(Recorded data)
START

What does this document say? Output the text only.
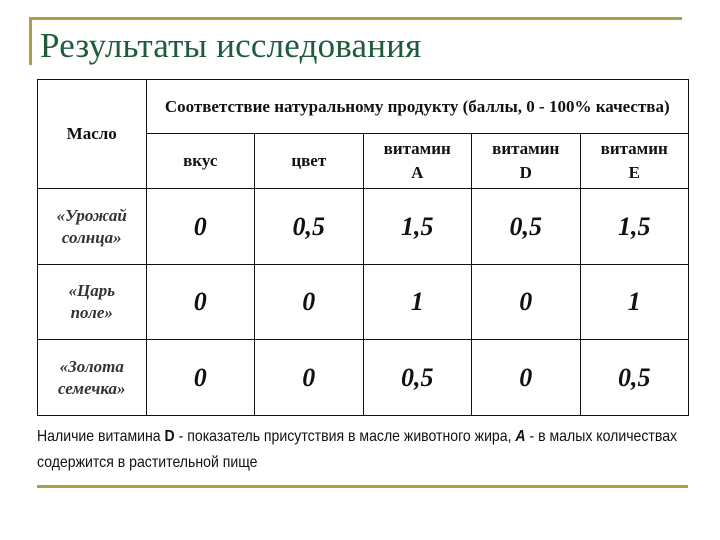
Результаты исследования
Масло	Соответствие натуральному продукту (баллы, 0 - 100% качества)				
	вкус	цвет	витамин A	витамин D	витамин E
«Урожай солнца»	0	0,5	1,5	0,5	1,5
«Царь поле»	0	0	1	0	1
«Золота семечка»	0	0	0,5	0	0,5
Наличие витамина D - показатель присутствия в масле животного жира, A - в малых количествах содержится в растительной пище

END

■ WHAT YOU HAVE TO DO: Write out the records above once more, word for word, with no pictures.

■ PROBLEM SOLUTION:
What does this document say? Output the text only.
Результаты исследования
Масло	Соответствие натуральному продукту (баллы, 0 - 100% качества)				
	вкус	цвет	витамин A	витамин D	витамин E
«Урожай солнца»	0	0,5	1,5	0,5	1,5
«Царь поле»	0	0	1	0	1
«Золота семечка»	0	0	0,5	0	0,5
Наличие витамина D - показатель присутствия в масле животного жира, A - в малых количествах содержится в растительной пище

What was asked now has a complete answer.